TASK GOAL:
Give the listing again in full, exactly as written.

INFORMATION PROVIDED:
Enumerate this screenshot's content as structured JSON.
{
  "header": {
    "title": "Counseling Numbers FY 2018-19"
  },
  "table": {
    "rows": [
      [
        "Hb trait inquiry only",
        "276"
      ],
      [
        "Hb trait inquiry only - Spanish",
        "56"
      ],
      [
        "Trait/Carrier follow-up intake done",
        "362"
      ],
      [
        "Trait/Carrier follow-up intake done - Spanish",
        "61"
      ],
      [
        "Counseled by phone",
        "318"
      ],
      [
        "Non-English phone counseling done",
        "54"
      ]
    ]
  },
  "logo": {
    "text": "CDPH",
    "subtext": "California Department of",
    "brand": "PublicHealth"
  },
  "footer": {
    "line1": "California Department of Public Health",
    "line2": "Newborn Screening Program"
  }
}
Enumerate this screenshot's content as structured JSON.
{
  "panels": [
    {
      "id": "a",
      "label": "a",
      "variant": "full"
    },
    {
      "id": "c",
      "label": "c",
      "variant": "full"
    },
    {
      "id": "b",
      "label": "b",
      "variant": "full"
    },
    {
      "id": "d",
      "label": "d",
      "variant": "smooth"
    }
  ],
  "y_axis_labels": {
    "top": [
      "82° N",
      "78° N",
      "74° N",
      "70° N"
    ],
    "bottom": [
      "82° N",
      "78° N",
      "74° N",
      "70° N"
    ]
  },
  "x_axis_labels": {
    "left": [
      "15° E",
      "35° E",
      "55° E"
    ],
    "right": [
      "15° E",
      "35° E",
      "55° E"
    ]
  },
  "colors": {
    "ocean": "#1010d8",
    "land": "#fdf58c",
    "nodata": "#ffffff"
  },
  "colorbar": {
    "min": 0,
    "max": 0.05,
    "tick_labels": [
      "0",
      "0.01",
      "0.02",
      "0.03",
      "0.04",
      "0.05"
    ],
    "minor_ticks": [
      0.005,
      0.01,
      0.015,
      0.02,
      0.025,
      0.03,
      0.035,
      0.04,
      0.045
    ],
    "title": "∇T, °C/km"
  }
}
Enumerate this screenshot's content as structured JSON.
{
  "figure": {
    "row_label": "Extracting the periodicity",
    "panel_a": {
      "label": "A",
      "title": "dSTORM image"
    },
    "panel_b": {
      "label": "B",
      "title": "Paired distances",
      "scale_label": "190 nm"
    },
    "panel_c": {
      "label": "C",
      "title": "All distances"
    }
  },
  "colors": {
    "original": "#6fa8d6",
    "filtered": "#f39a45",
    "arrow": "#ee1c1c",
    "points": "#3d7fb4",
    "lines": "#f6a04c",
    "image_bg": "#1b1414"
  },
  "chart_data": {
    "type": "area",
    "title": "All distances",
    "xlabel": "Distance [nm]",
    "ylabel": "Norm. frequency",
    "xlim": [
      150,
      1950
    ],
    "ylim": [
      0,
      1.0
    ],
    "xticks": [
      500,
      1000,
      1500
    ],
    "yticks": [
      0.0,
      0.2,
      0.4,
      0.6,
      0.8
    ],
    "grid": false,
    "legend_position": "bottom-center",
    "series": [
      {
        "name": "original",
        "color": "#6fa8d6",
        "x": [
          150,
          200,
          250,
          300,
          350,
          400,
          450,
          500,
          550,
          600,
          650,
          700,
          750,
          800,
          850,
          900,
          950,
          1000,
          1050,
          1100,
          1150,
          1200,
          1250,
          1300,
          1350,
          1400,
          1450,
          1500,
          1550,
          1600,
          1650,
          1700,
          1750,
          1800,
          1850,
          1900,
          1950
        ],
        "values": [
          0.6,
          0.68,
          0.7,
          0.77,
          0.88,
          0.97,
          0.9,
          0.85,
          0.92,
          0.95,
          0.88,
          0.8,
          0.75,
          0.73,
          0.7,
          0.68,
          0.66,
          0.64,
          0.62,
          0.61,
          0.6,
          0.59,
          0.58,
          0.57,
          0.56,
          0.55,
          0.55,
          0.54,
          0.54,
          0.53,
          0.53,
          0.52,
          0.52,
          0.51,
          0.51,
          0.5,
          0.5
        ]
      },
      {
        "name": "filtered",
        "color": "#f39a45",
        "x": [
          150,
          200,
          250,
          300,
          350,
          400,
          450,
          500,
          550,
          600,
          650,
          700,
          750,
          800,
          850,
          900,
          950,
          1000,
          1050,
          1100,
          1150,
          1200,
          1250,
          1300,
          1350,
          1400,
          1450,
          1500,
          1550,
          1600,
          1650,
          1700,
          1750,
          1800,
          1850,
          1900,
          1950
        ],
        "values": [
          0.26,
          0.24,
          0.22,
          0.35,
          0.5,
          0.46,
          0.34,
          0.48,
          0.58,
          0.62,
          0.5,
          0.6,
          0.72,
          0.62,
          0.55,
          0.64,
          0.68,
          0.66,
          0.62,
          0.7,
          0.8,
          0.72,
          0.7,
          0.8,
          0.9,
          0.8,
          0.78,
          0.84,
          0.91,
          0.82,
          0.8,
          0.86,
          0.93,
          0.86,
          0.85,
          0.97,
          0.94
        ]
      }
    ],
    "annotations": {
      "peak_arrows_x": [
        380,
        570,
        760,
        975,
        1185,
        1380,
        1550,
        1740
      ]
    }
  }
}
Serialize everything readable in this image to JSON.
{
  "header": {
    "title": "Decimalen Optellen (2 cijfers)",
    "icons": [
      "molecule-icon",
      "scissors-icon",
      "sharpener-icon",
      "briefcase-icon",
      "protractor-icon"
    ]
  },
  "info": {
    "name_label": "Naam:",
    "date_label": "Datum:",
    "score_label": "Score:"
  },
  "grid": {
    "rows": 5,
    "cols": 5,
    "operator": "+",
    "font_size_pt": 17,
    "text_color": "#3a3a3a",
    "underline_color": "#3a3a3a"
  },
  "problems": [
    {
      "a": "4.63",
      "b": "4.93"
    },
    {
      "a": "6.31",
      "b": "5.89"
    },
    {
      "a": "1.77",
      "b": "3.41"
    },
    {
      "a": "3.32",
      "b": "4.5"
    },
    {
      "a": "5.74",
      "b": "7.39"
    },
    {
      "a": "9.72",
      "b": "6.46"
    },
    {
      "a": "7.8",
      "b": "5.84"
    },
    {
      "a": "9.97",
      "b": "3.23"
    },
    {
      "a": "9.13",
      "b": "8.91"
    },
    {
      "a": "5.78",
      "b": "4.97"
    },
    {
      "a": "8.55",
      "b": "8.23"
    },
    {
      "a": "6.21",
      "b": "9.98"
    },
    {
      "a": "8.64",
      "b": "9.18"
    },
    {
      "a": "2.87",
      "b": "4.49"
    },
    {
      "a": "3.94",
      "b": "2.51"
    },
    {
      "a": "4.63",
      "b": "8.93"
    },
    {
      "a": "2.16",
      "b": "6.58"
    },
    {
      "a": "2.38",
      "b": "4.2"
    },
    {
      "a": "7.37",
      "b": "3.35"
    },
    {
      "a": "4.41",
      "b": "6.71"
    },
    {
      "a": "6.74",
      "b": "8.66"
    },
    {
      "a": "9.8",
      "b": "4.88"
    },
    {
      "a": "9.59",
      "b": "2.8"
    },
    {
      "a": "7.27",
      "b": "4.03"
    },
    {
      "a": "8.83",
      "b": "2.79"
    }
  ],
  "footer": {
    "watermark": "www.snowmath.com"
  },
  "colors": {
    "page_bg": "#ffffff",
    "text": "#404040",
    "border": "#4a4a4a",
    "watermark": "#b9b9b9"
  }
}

EXPECTED ANSWER:
Enumerate this screenshot's content as structured JSON.
{
  "header": {
    "title": "Counseling Numbers FY 2018-19"
  },
  "table": {
    "rows": [
      [
        "Hb trait inquiry only",
        "276"
      ],
      [
        "Hb trait inquiry only - Spanish",
        "56"
      ],
      [
        "Trait/Carrier follow-up intake done",
        "362"
      ],
      [
        "Trait/Carrier follow-up intake done - Spanish",
        "61"
      ],
      [
        "Counseled by phone",
        "318"
      ],
      [
        "Non-English phone counseling done",
        "54"
      ]
    ]
  },
  "logo": {
    "text": "CDPH",
    "subtext": "California Department of",
    "brand": "PublicHealth"
  },
  "footer": {
    "line1": "California Department of Public Health",
    "line2": "Newborn Screening Program"
  }
}
Enumerate this screenshot's content as structured JSON.
{
  "panels": [
    {
      "id": "a",
      "label": "a",
      "variant": "full"
    },
    {
      "id": "c",
      "label": "c",
      "variant": "full"
    },
    {
      "id": "b",
      "label": "b",
      "variant": "full"
    },
    {
      "id": "d",
      "label": "d",
      "variant": "smooth"
    }
  ],
  "y_axis_labels": {
    "top": [
      "82° N",
      "78° N",
      "74° N",
      "70° N"
    ],
    "bottom": [
      "82° N",
      "78° N",
      "74° N",
      "70° N"
    ]
  },
  "x_axis_labels": {
    "left": [
      "15° E",
      "35° E",
      "55° E"
    ],
    "right": [
      "15° E",
      "35° E",
      "55° E"
    ]
  },
  "colors": {
    "ocean": "#1010d8",
    "land": "#fdf58c",
    "nodata": "#ffffff"
  },
  "colorbar": {
    "min": 0,
    "max": 0.05,
    "tick_labels": [
      "0",
      "0.01",
      "0.02",
      "0.03",
      "0.04",
      "0.05"
    ],
    "minor_ticks": [
      0.005,
      0.01,
      0.015,
      0.02,
      0.025,
      0.03,
      0.035,
      0.04,
      0.045
    ],
    "title": "∇T, °C/km"
  }
}
Enumerate this screenshot's content as structured JSON.
{
  "figure": {
    "row_label": "Extracting the periodicity",
    "panel_a": {
      "label": "A",
      "title": "dSTORM image"
    },
    "panel_b": {
      "label": "B",
      "title": "Paired distances",
      "scale_label": "190 nm"
    },
    "panel_c": {
      "label": "C",
      "title": "All distances"
    }
  },
  "colors": {
    "original": "#6fa8d6",
    "filtered": "#f39a45",
    "arrow": "#ee1c1c",
    "points": "#3d7fb4",
    "lines": "#f6a04c",
    "image_bg": "#1b1414"
  },
  "chart_data": {
    "type": "area",
    "title": "All distances",
    "xlabel": "Distance [nm]",
    "ylabel": "Norm. frequency",
    "xlim": [
      150,
      1950
    ],
    "ylim": [
      0,
      1.0
    ],
    "xticks": [
      500,
      1000,
      1500
    ],
    "yticks": [
      0.0,
      0.2,
      0.4,
      0.6,
      0.8
    ],
    "grid": false,
    "legend_position": "bottom-center",
    "series": [
      {
        "name": "original",
        "color": "#6fa8d6",
        "x": [
          150,
          200,
          250,
          300,
          350,
          400,
          450,
          500,
          550,
          600,
          650,
          700,
          750,
          800,
          850,
          900,
          950,
          1000,
          1050,
          1100,
          1150,
          1200,
          1250,
          1300,
          1350,
          1400,
          1450,
          1500,
          1550,
          1600,
          1650,
          1700,
          1750,
          1800,
          1850,
          1900,
          1950
        ],
        "values": [
          0.6,
          0.68,
          0.7,
          0.77,
          0.88,
          0.97,
          0.9,
          0.85,
          0.92,
          0.95,
          0.88,
          0.8,
          0.75,
          0.73,
          0.7,
          0.68,
          0.66,
          0.64,
          0.62,
          0.61,
          0.6,
          0.59,
          0.58,
          0.57,
          0.56,
          0.55,
          0.55,
          0.54,
          0.54,
          0.53,
          0.53,
          0.52,
          0.52,
          0.51,
          0.51,
          0.5,
          0.5
        ]
      },
      {
        "name": "filtered",
        "color": "#f39a45",
        "x": [
          150,
          200,
          250,
          300,
          350,
          400,
          450,
          500,
          550,
          600,
          650,
          700,
          750,
          800,
          850,
          900,
          950,
          1000,
          1050,
          1100,
          1150,
          1200,
          1250,
          1300,
          1350,
          1400,
          1450,
          1500,
          1550,
          1600,
          1650,
          1700,
          1750,
          1800,
          1850,
          1900,
          1950
        ],
        "values": [
          0.26,
          0.24,
          0.22,
          0.35,
          0.5,
          0.46,
          0.34,
          0.48,
          0.58,
          0.62,
          0.5,
          0.6,
          0.72,
          0.62,
          0.55,
          0.64,
          0.68,
          0.66,
          0.62,
          0.7,
          0.8,
          0.72,
          0.7,
          0.8,
          0.9,
          0.8,
          0.78,
          0.84,
          0.91,
          0.82,
          0.8,
          0.86,
          0.93,
          0.86,
          0.85,
          0.97,
          0.94
        ]
      }
    ],
    "annotations": {
      "peak_arrows_x": [
        380,
        570,
        760,
        975,
        1185,
        1380,
        1550,
        1740
      ]
    }
  }
}
Serialize everything readable in this image to JSON.
{
  "header": {
    "title": "Decimalen Optellen (2 cijfers)",
    "icons": [
      "molecule-icon",
      "scissors-icon",
      "sharpener-icon",
      "briefcase-icon",
      "protractor-icon"
    ]
  },
  "info": {
    "name_label": "Naam:",
    "date_label": "Datum:",
    "score_label": "Score:"
  },
  "grid": {
    "rows": 5,
    "cols": 5,
    "operator": "+",
    "font_size_pt": 17,
    "text_color": "#3a3a3a",
    "underline_color": "#3a3a3a"
  },
  "problems": [
    {
      "a": "4.63",
      "b": "4.93"
    },
    {
      "a": "6.31",
      "b": "5.89"
    },
    {
      "a": "1.77",
      "b": "3.41"
    },
    {
      "a": "3.32",
      "b": "4.5"
    },
    {
      "a": "5.74",
      "b": "7.39"
    },
    {
      "a": "9.72",
      "b": "6.46"
    },
    {
      "a": "7.8",
      "b": "5.84"
    },
    {
      "a": "9.97",
      "b": "3.23"
    },
    {
      "a": "9.13",
      "b": "8.91"
    },
    {
      "a": "5.78",
      "b": "4.97"
    },
    {
      "a": "8.55",
      "b": "8.23"
    },
    {
      "a": "6.21",
      "b": "9.98"
    },
    {
      "a": "8.64",
      "b": "9.18"
    },
    {
      "a": "2.87",
      "b": "4.49"
    },
    {
      "a": "3.94",
      "b": "2.51"
    },
    {
      "a": "4.63",
      "b": "8.93"
    },
    {
      "a": "2.16",
      "b": "6.58"
    },
    {
      "a": "2.38",
      "b": "4.2"
    },
    {
      "a": "7.37",
      "b": "3.35"
    },
    {
      "a": "4.41",
      "b": "6.71"
    },
    {
      "a": "6.74",
      "b": "8.66"
    },
    {
      "a": "9.8",
      "b": "4.88"
    },
    {
      "a": "9.59",
      "b": "2.8"
    },
    {
      "a": "7.27",
      "b": "4.03"
    },
    {
      "a": "8.83",
      "b": "2.79"
    }
  ],
  "footer": {
    "watermark": "www.snowmath.com"
  },
  "colors": {
    "page_bg": "#ffffff",
    "text": "#404040",
    "border": "#4a4a4a",
    "watermark": "#b9b9b9"
  }
}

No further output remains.